§ Stated problem: Look through the data below. Pick out the lines holding the string "text".

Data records
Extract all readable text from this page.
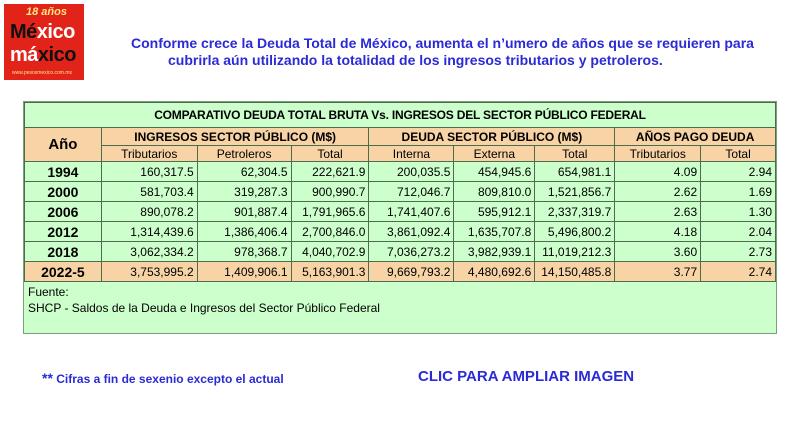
18 años
México
máxico
www.pesosmexico.com.mx
Conforme crece la Deuda Total de México, aumenta el n’umero de años que se requieren para
cubrirla aún utilizando la totalidad de los ingresos tributarios y petroleros.
COMPARATIVO DEUDA TOTAL BRUTA Vs. INGRESOS DEL SECTOR PÚBLICO FEDERAL								
Año	INGRESOS SECTOR PÚBLICO (M$)			DEUDA SECTOR PÚBLICO (M$)			AÑOS PAGO DEUDA	
	Tributarios	Petroleros	Total	Interna	Externa	Total	Tributarios	Total
1994	160,317.5	62,304.5	222,621.9	200,035.5	454,945.6	654,981.1	4.09	2.94
2000	581,703.4	319,287.3	900,990.7	712,046.7	809,810.0	1,521,856.7	2.62	1.69
2006	890,078.2	901,887.4	1,791,965.6	1,741,407.6	595,912.1	2,337,319.7	2.63	1.30
2012	1,314,439.6	1,386,406.4	2,700,846.0	3,861,092.4	1,635,707.8	5,496,800.2	4.18	2.04
2018	3,062,334.2	978,368.7	4,040,702.9	7,036,273.2	3,982,939.1	11,019,212.3	3.60	2.73
2022-5	3,753,995.2	1,409,906.1	5,163,901.3	9,669,793.2	4,480,692.6	14,150,485.8	3.77	2.74
Fuente:
SHCP - Saldos de la Deuda e Ingresos del Sector Público Federal
** Cifras a fin de sexenio excepto el actual	CLIC PARA AMPLIAR IMAGEN
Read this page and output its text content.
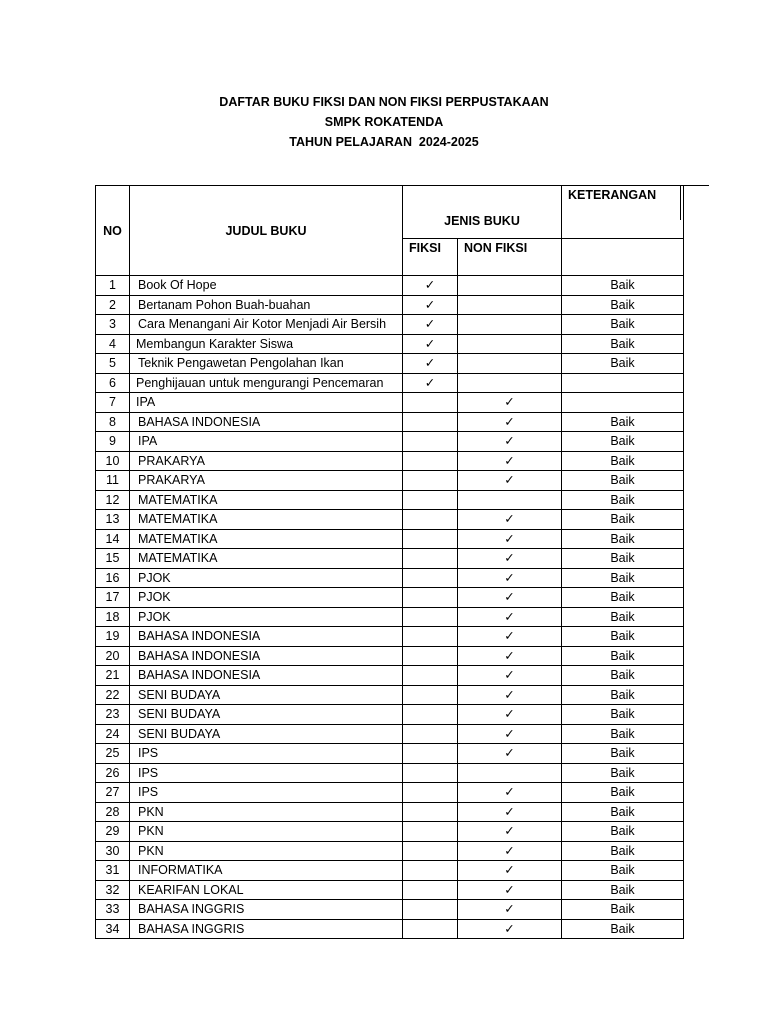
DAFTAR BUKU FIKSI DAN NON FIKSI PERPUSTAKAAN
SMPK ROKATENDA
TAHUN PELAJARAN  2024-2025
NO	JUDUL BUKU	JENIS BUKU		KETERANGAN
		FIKSI	NON FIKSI	
1	Book Of Hope	✓		Baik
2	Bertanam Pohon Buah-buahan	✓		Baik
3	Cara Menangani Air Kotor Menjadi Air Bersih	✓		Baik
4	Membangun Karakter Siswa	✓		Baik
5	Teknik Pengawetan Pengolahan Ikan	✓		Baik
6	Penghijauan untuk mengurangi Pencemaran	✓		
7	IPA		✓	
8	BAHASA INDONESIA		✓	Baik
9	IPA		✓	Baik
10	PRAKARYA		✓	Baik
11	PRAKARYA		✓	Baik
12	MATEMATIKA			Baik
13	MATEMATIKA		✓	Baik
14	MATEMATIKA		✓	Baik
15	MATEMATIKA		✓	Baik
16	PJOK		✓	Baik
17	PJOK		✓	Baik
18	PJOK		✓	Baik
19	BAHASA INDONESIA		✓	Baik
20	BAHASA INDONESIA		✓	Baik
21	BAHASA INDONESIA		✓	Baik
22	SENI BUDAYA		✓	Baik
23	SENI BUDAYA		✓	Baik
24	SENI BUDAYA		✓	Baik
25	IPS		✓	Baik
26	IPS			Baik
27	IPS		✓	Baik
28	PKN		✓	Baik
29	PKN		✓	Baik
30	PKN		✓	Baik
31	INFORMATIKA		✓	Baik
32	KEARIFAN LOKAL		✓	Baik
33	BAHASA INGGRIS		✓	Baik
34	BAHASA INGGRIS		✓	Baik
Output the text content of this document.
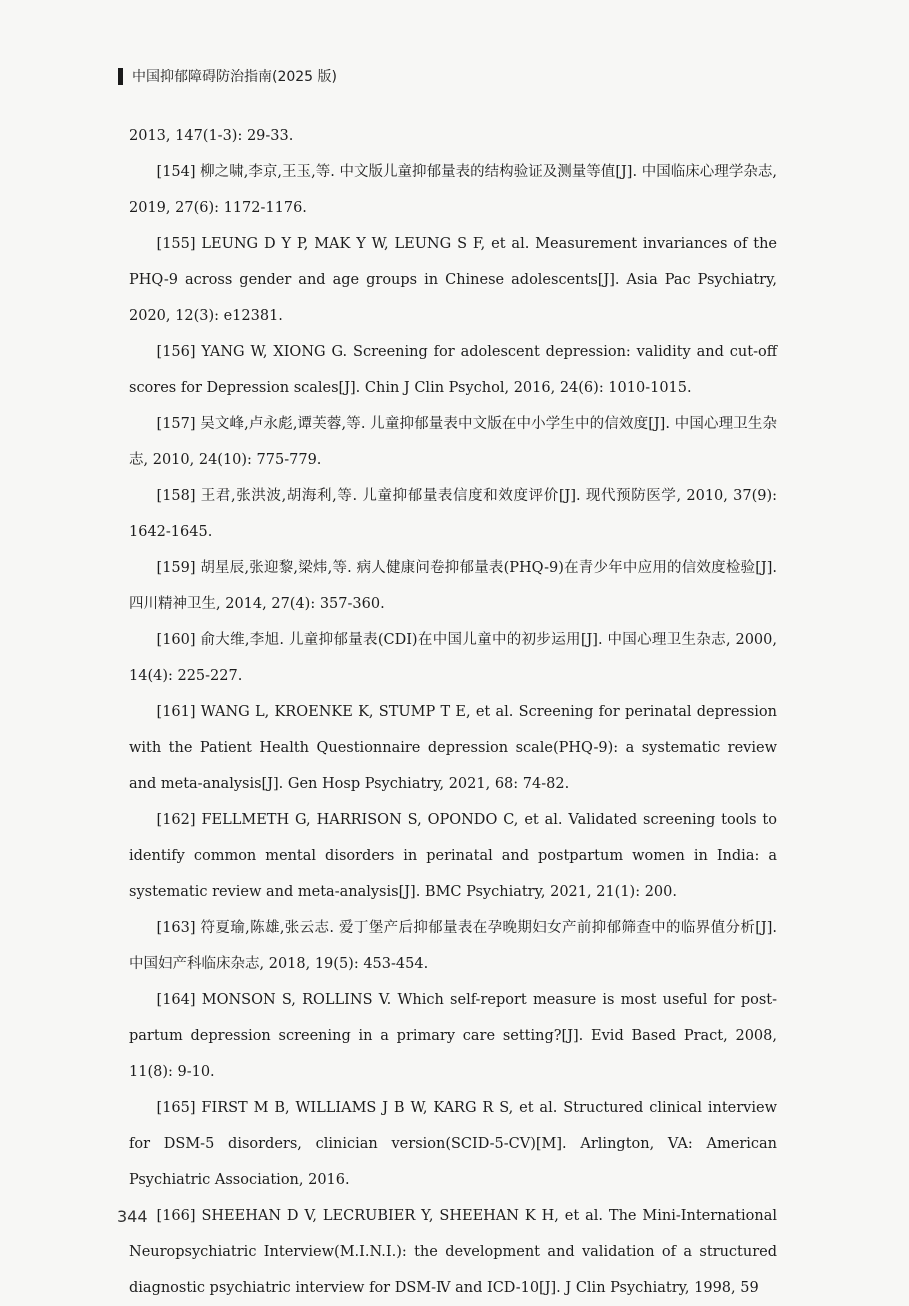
中国抑郁障碍防治指南(2025 版)

2013, 147(1-3): 29-33.

[154] 柳之啸,李京,王玉,等. 中文版儿童抑郁量表的结构验证及测量等值[J]. 中国临床心理学杂志, 2019, 27(6): 1172-1176.

[155] LEUNG D Y P, MAK Y W, LEUNG S F, et al. Measurement invariances of the PHQ-9 across gender and age groups in Chinese adolescents[J]. Asia Pac Psychiatry, 2020, 12(3): e12381.

[156] YANG W, XIONG G. Screening for adolescent depression: validity and cut-off scores for Depression scales[J]. Chin J Clin Psychol, 2016, 24(6): 1010-1015.

[157] 吴文峰,卢永彪,谭芙蓉,等. 儿童抑郁量表中文版在中小学生中的信效度[J]. 中国心理卫生杂志, 2010, 24(10): 775-779.

[158] 王君,张洪波,胡海利,等. 儿童抑郁量表信度和效度评价[J]. 现代预防医学, 2010, 37(9): 1642-1645.

[159] 胡星辰,张迎黎,梁炜,等. 病人健康问卷抑郁量表(PHQ-9)在青少年中应用的信效度检验[J]. 四川精神卫生, 2014, 27(4): 357-360.

[160] 俞大维,李旭. 儿童抑郁量表(CDI)在中国儿童中的初步运用[J]. 中国心理卫生杂志, 2000, 14(4): 225-227.

[161] WANG L, KROENKE K, STUMP T E, et al. Screening for perinatal depression with the Patient Health Questionnaire depression scale(PHQ-9): a systematic review and meta-analysis[J]. Gen Hosp Psychiatry, 2021, 68: 74-82.

[162] FELLMETH G, HARRISON S, OPONDO C, et al. Validated screening tools to identify common mental disorders in perinatal and postpartum women in India: a systematic review and meta-analysis[J]. BMC Psychiatry, 2021, 21(1): 200.

[163] 符夏瑜,陈雄,张云志. 爱丁堡产后抑郁量表在孕晚期妇女产前抑郁筛查中的临界值分析[J]. 中国妇产科临床杂志, 2018, 19(5): 453-454.

[164] MONSON S, ROLLINS V. Which self-report measure is most useful for post-partum depression screening in a primary care setting?[J]. Evid Based Pract, 2008, 11(8): 9-10.

[165] FIRST M B, WILLIAMS J B W, KARG R S, et al. Structured clinical interview for DSM-5 disorders, clinician version(SCID-5-CV)[M]. Arlington, VA: American Psychiatric Association, 2016.

[166] SHEEHAN D V, LECRUBIER Y, SHEEHAN K H, et al. The Mini-International Neuropsychiatric Interview(M.I.N.I.): the development and validation of a structured diagnostic psychiatric interview for DSM-Ⅳ and ICD-10[J]. J Clin Psychiatry, 1998, 59

344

§ Finished answer:
Extract all readable text from this page.
Read this page and output its text content.
Output the text content of this document.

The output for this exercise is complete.